◆ What is needed:
Examine the material below. Gather every line in which the string "GPFA" appears.

(Items from a figure collection)
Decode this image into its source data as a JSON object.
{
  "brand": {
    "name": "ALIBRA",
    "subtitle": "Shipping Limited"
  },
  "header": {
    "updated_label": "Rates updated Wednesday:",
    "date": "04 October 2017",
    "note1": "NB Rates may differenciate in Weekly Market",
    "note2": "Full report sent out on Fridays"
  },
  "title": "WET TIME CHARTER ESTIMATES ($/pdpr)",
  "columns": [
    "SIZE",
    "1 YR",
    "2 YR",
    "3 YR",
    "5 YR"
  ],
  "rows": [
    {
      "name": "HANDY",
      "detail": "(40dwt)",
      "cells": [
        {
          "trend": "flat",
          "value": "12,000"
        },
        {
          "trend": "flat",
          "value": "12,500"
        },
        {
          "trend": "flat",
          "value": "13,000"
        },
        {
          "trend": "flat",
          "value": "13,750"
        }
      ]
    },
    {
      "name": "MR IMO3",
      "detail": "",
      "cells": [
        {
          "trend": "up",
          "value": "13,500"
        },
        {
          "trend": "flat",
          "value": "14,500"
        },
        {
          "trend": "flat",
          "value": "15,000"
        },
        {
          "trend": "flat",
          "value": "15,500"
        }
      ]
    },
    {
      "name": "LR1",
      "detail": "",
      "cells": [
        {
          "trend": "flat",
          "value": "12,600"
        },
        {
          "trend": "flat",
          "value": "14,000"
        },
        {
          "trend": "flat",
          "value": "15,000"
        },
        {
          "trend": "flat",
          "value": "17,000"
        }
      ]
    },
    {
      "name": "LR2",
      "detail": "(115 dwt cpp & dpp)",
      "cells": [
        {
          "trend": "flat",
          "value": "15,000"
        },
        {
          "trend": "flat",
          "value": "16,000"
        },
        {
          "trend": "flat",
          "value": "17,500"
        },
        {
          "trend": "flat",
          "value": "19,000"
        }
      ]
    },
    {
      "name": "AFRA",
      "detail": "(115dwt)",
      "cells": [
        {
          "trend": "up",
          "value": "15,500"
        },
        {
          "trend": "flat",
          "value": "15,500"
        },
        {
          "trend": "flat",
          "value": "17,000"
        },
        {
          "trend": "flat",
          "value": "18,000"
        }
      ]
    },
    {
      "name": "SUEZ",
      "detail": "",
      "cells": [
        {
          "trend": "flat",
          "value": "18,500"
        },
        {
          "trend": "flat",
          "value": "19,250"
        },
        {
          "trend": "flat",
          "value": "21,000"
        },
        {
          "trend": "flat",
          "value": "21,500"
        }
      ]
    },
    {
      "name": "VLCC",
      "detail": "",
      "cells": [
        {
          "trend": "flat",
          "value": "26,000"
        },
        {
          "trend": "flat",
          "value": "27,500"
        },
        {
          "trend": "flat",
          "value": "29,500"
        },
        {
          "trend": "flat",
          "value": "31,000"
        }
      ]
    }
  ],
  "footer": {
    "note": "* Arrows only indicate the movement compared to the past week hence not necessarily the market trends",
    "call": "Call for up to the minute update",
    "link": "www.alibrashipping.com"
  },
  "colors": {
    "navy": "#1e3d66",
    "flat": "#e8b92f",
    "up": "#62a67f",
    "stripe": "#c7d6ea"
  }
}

---

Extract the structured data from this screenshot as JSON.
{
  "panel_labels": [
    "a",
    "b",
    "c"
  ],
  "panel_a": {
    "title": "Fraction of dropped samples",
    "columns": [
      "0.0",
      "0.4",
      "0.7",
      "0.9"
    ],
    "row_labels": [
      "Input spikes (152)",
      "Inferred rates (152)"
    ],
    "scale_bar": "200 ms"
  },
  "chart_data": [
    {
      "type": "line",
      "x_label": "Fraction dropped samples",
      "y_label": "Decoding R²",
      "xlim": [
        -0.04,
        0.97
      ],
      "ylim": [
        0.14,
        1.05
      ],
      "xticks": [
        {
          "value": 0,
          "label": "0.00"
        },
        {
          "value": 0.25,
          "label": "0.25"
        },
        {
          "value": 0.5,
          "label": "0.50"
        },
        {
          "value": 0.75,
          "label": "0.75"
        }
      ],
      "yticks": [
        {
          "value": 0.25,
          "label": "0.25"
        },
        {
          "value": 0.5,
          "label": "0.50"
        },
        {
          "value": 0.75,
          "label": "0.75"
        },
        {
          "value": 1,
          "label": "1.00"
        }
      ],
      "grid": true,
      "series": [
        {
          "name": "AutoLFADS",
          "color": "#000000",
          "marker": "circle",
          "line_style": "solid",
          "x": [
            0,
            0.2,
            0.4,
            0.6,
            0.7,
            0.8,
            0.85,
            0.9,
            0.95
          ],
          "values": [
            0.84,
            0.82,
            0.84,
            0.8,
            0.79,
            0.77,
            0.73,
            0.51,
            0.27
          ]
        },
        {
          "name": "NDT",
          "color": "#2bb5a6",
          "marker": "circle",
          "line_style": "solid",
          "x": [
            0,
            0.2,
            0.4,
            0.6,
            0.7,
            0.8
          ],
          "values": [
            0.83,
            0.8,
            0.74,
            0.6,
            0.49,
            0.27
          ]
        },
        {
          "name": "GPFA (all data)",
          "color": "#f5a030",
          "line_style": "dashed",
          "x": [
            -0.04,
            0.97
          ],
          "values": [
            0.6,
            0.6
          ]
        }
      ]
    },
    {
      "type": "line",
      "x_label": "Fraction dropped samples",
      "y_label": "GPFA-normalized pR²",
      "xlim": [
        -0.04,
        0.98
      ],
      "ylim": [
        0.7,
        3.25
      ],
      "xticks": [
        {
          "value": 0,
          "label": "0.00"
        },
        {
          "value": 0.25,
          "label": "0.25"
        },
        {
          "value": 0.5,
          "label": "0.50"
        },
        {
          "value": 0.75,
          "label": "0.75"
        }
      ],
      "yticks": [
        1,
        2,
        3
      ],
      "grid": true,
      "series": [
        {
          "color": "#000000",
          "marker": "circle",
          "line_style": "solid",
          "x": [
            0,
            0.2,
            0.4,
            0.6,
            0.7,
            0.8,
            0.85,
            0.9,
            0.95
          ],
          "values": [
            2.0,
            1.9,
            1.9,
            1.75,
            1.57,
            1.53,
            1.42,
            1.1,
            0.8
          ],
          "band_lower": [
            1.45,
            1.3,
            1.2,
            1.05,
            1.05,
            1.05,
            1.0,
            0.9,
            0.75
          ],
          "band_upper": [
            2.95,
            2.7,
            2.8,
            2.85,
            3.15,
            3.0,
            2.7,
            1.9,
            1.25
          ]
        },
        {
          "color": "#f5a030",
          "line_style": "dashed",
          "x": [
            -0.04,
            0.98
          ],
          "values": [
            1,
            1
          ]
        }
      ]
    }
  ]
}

◆ Complete response:
          "name": "GPFA (all data)",
      "y_label": "GPFA-normalized pR²",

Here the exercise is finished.